··· Given records
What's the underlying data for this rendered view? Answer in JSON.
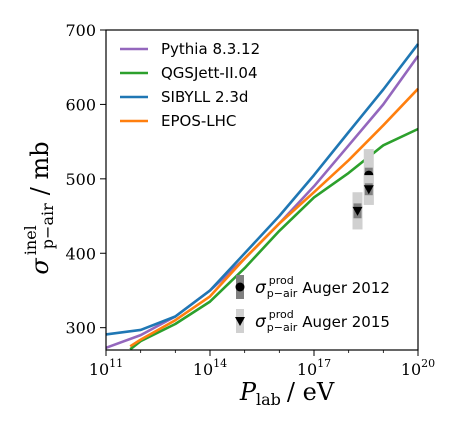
{
  "chart_data": {
    "type": "line",
    "xlabel": {
      "var": "P",
      "sub": "lab",
      "unit": "/ eV"
    },
    "ylabel": {
      "var": "σ",
      "sup": "inel",
      "sub": "p−air",
      "unit": "/ mb"
    },
    "x_scale": "log",
    "xlim": [
      100000000000.0,
      1e+20
    ],
    "ylim": [
      270,
      700
    ],
    "x_ticks": [
      {
        "base": "10",
        "exp": "11",
        "value": 100000000000.0
      },
      {
        "base": "10",
        "exp": "14",
        "value": 100000000000000.0
      },
      {
        "base": "10",
        "exp": "17",
        "value": 1e+17
      },
      {
        "base": "10",
        "exp": "20",
        "value": 1e+20
      }
    ],
    "y_ticks": [
      "300",
      "400",
      "500",
      "600",
      "700"
    ],
    "grid": false,
    "legend_position": "top-left",
    "series": [
      {
        "name": "Pythia 8.3.12",
        "color": "#9467bd",
        "points": [
          [
            100000000000.0,
            273
          ],
          [
            1000000000000.0,
            290
          ],
          [
            10000000000000.0,
            315
          ],
          [
            100000000000000.0,
            350
          ],
          [
            1000000000000000.0,
            393
          ],
          [
            1e+16,
            440
          ],
          [
            1e+17,
            490
          ],
          [
            1e+18,
            545
          ],
          [
            1e+19,
            600
          ],
          [
            1e+20,
            665
          ]
        ]
      },
      {
        "name": "QGSJett-II.04",
        "color": "#2ca02c",
        "points": [
          [
            500000000000.0,
            271
          ],
          [
            1000000000000.0,
            282
          ],
          [
            10000000000000.0,
            305
          ],
          [
            100000000000000.0,
            335
          ],
          [
            1000000000000000.0,
            380
          ],
          [
            1e+16,
            430
          ],
          [
            1e+17,
            475
          ],
          [
            1e+18,
            508
          ],
          [
            1e+19,
            545
          ],
          [
            1e+20,
            567
          ]
        ]
      },
      {
        "name": "SIBYLL 2.3d",
        "color": "#1f77b4",
        "points": [
          [
            100000000000.0,
            291
          ],
          [
            1000000000000.0,
            297
          ],
          [
            10000000000000.0,
            315
          ],
          [
            100000000000000.0,
            350
          ],
          [
            1000000000000000.0,
            400
          ],
          [
            1e+16,
            450
          ],
          [
            1e+17,
            505
          ],
          [
            1e+18,
            563
          ],
          [
            1e+19,
            620
          ],
          [
            1e+20,
            681
          ]
        ]
      },
      {
        "name": "EPOS-LHC",
        "color": "#ff7f0e",
        "points": [
          [
            500000000000.0,
            275
          ],
          [
            1000000000000.0,
            284
          ],
          [
            10000000000000.0,
            310
          ],
          [
            100000000000000.0,
            342
          ],
          [
            1000000000000000.0,
            393
          ],
          [
            1e+16,
            440
          ],
          [
            1e+17,
            482
          ],
          [
            1e+18,
            525
          ],
          [
            1e+19,
            572
          ],
          [
            1e+20,
            621
          ]
        ]
      }
    ],
    "measurements": [
      {
        "name_sym": "σ",
        "name_sup": "prod",
        "name_sub": "p−air",
        "name_text": "Auger 2012",
        "marker": "circle",
        "x": 3.8e+18,
        "y": 505,
        "stat": [
          495,
          515
        ],
        "sys": [
          465,
          540
        ]
      },
      {
        "name_sym": "σ",
        "name_sup": "prod",
        "name_sub": "p−air",
        "name_text": "Auger 2015",
        "marker": "triangle-down",
        "x": 3.8e+18,
        "y": 486,
        "stat": [
          478,
          494
        ],
        "sys": [
          465,
          505
        ]
      },
      {
        "name_sym": "σ",
        "name_sup": "prod",
        "name_sub": "p−air",
        "name_text": "Auger 2015",
        "marker": "triangle-down",
        "x": 1.8e+18,
        "y": 457,
        "stat": [
          447,
          467
        ],
        "sys": [
          432,
          482
        ]
      }
    ]
  }
}
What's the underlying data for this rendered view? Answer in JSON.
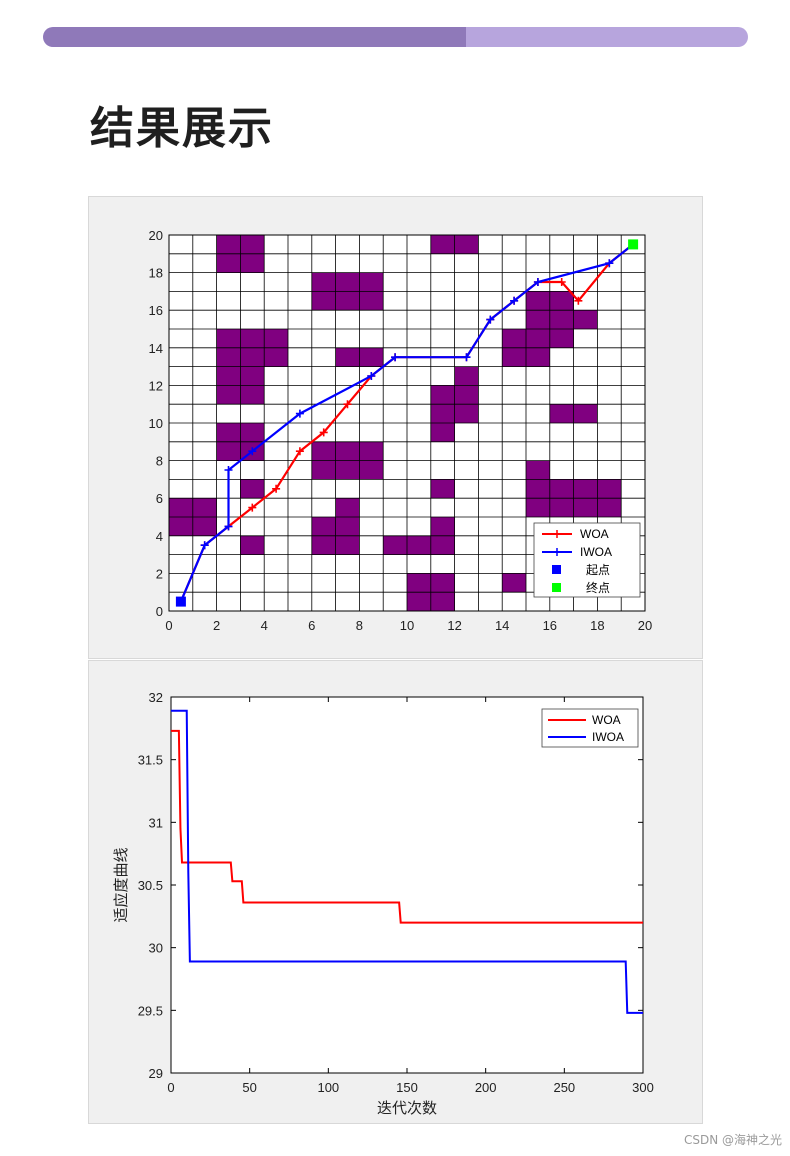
{
  "progress": {
    "fraction": 0.6,
    "fill_color": "#8f79b9",
    "track_color": "#b7a5dd"
  },
  "title": "结果展示",
  "watermark": "CSDN @海神之光",
  "chart_data": [
    {
      "type": "line",
      "grid": true,
      "xlim": [
        0,
        20
      ],
      "ylim": [
        0,
        20
      ],
      "xticks": [
        "0",
        "2",
        "4",
        "6",
        "8",
        "10",
        "12",
        "14",
        "16",
        "18",
        "20"
      ],
      "yticks": [
        "0",
        "2",
        "4",
        "6",
        "8",
        "10",
        "12",
        "14",
        "16",
        "18",
        "20"
      ],
      "obstacle_color": "#800080",
      "obstacles": [
        [
          2,
          19
        ],
        [
          3,
          19
        ],
        [
          2,
          18
        ],
        [
          3,
          18
        ],
        [
          11,
          19
        ],
        [
          12,
          19
        ],
        [
          6,
          17
        ],
        [
          7,
          17
        ],
        [
          8,
          17
        ],
        [
          6,
          16
        ],
        [
          7,
          16
        ],
        [
          8,
          16
        ],
        [
          2,
          14
        ],
        [
          3,
          14
        ],
        [
          2,
          13
        ],
        [
          3,
          13
        ],
        [
          2,
          12
        ],
        [
          3,
          12
        ],
        [
          2,
          11
        ],
        [
          3,
          11
        ],
        [
          4,
          14
        ],
        [
          4,
          13
        ],
        [
          7,
          13
        ],
        [
          8,
          13
        ],
        [
          14,
          14
        ],
        [
          15,
          14
        ],
        [
          14,
          13
        ],
        [
          15,
          13
        ],
        [
          15,
          16
        ],
        [
          16,
          16
        ],
        [
          15,
          15
        ],
        [
          16,
          15
        ],
        [
          17,
          15
        ],
        [
          16,
          14
        ],
        [
          11,
          11
        ],
        [
          12,
          11
        ],
        [
          12,
          12
        ],
        [
          11,
          10
        ],
        [
          12,
          10
        ],
        [
          11,
          9
        ],
        [
          16,
          10
        ],
        [
          17,
          10
        ],
        [
          2,
          9
        ],
        [
          3,
          9
        ],
        [
          2,
          8
        ],
        [
          3,
          8
        ],
        [
          6,
          8
        ],
        [
          7,
          8
        ],
        [
          8,
          8
        ],
        [
          6,
          7
        ],
        [
          7,
          7
        ],
        [
          8,
          7
        ],
        [
          3,
          6
        ],
        [
          11,
          6
        ],
        [
          7,
          5
        ],
        [
          0,
          5
        ],
        [
          1,
          5
        ],
        [
          0,
          4
        ],
        [
          1,
          4
        ],
        [
          15,
          7
        ],
        [
          15,
          6
        ],
        [
          16,
          6
        ],
        [
          17,
          6
        ],
        [
          18,
          6
        ],
        [
          15,
          5
        ],
        [
          16,
          5
        ],
        [
          17,
          5
        ],
        [
          18,
          5
        ],
        [
          6,
          4
        ],
        [
          7,
          4
        ],
        [
          6,
          3
        ],
        [
          7,
          3
        ],
        [
          3,
          3
        ],
        [
          11,
          4
        ],
        [
          9,
          3
        ],
        [
          10,
          3
        ],
        [
          11,
          3
        ],
        [
          10,
          1
        ],
        [
          11,
          1
        ],
        [
          10,
          0
        ],
        [
          11,
          0
        ],
        [
          14,
          1
        ]
      ],
      "series": [
        {
          "name": "WOA",
          "color": "#ff0000",
          "x": [
            0.5,
            1.5,
            2.5,
            3.5,
            4.5,
            5.5,
            6.5,
            7.5,
            8.5,
            9.5,
            12.5,
            13.5,
            14.5,
            15.5,
            16.5,
            17.2,
            18.5,
            19.5
          ],
          "y": [
            0.5,
            3.5,
            4.5,
            5.5,
            6.5,
            8.5,
            9.5,
            11,
            12.5,
            13.5,
            13.5,
            15.5,
            16.5,
            17.5,
            17.5,
            16.5,
            18.5,
            19.5
          ]
        },
        {
          "name": "IWOA",
          "color": "#0000ff",
          "x": [
            0.5,
            1.5,
            2.5,
            2.5,
            3.5,
            5.5,
            8.5,
            9.5,
            12.5,
            13.5,
            14.5,
            15.5,
            18.5,
            19.5
          ],
          "y": [
            0.5,
            3.5,
            4.5,
            7.5,
            8.5,
            10.5,
            12.5,
            13.5,
            13.5,
            15.5,
            16.5,
            17.5,
            18.5,
            19.5
          ]
        }
      ],
      "markers": [
        {
          "name": "起点",
          "x": 0.5,
          "y": 0.5,
          "color": "#0000ff"
        },
        {
          "name": "终点",
          "x": 19.5,
          "y": 19.5,
          "color": "#00ff00"
        }
      ],
      "legend": {
        "location": "lower-right",
        "entries": [
          "WOA",
          "IWOA",
          "起点",
          "终点"
        ]
      }
    },
    {
      "type": "line",
      "xlim": [
        0,
        300
      ],
      "ylim": [
        29,
        32
      ],
      "xticks": [
        "0",
        "50",
        "100",
        "150",
        "200",
        "250",
        "300"
      ],
      "yticks": [
        "29",
        "29.5",
        "30",
        "30.5",
        "31",
        "31.5",
        "32"
      ],
      "ylabel": "适应度曲线",
      "xlabel": "迭代次数",
      "series": [
        {
          "name": "WOA",
          "color": "#ff0000",
          "x": [
            0,
            5,
            6,
            7,
            38,
            39,
            45,
            46,
            145,
            146,
            300
          ],
          "y": [
            31.73,
            31.73,
            30.95,
            30.68,
            30.68,
            30.53,
            30.53,
            30.36,
            30.36,
            30.2,
            30.2
          ]
        },
        {
          "name": "IWOA",
          "color": "#0000ff",
          "x": [
            0,
            10,
            11,
            12,
            289,
            290,
            300
          ],
          "y": [
            31.89,
            31.89,
            30.6,
            29.89,
            29.89,
            29.48,
            29.48
          ]
        }
      ],
      "legend": {
        "location": "top-right",
        "entries": [
          "WOA",
          "IWOA"
        ]
      }
    }
  ]
}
······
The request |
Select every line in the records above that contains the word "right".

Answer below |
        "location": "lower-right",
        "location": "top-right",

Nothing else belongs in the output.